_BRIEF_. Without the pictures, write out all the lines below exactly as they appear.

_SUPPLIED DATA_.
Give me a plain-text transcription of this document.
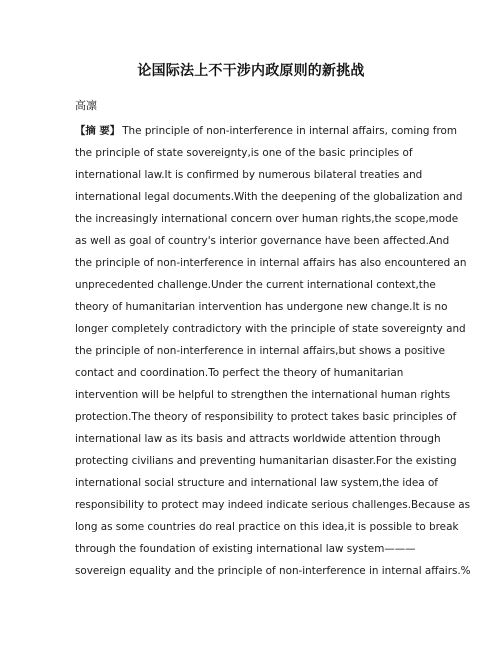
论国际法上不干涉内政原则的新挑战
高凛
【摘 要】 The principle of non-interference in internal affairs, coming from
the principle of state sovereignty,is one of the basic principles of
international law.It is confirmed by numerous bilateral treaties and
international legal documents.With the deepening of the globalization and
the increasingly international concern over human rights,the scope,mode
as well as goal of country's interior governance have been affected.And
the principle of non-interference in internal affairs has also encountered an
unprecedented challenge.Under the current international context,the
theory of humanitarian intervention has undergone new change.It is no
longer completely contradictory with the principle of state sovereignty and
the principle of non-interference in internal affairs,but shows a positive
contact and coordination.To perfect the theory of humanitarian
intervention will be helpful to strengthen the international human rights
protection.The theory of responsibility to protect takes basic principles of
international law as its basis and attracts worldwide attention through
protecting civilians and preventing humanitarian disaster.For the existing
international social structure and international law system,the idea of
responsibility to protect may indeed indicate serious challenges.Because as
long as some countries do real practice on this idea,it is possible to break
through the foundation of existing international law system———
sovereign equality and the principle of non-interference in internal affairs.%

_FULL OUTPUT_.
Give me a plain-text transcription of this document.
论国际法上不干涉内政原则的新挑战
高凛
【摘 要】 The principle of non-interference in internal affairs, coming from
the principle of state sovereignty,is one of the basic principles of
international law.It is confirmed by numerous bilateral treaties and
international legal documents.With the deepening of the globalization and
the increasingly international concern over human rights,the scope,mode
as well as goal of country's interior governance have been affected.And
the principle of non-interference in internal affairs has also encountered an
unprecedented challenge.Under the current international context,the
theory of humanitarian intervention has undergone new change.It is no
longer completely contradictory with the principle of state sovereignty and
the principle of non-interference in internal affairs,but shows a positive
contact and coordination.To perfect the theory of humanitarian
intervention will be helpful to strengthen the international human rights
protection.The theory of responsibility to protect takes basic principles of
international law as its basis and attracts worldwide attention through
protecting civilians and preventing humanitarian disaster.For the existing
international social structure and international law system,the idea of
responsibility to protect may indeed indicate serious challenges.Because as
long as some countries do real practice on this idea,it is possible to break
through the foundation of existing international law system———
sovereign equality and the principle of non-interference in internal affairs.%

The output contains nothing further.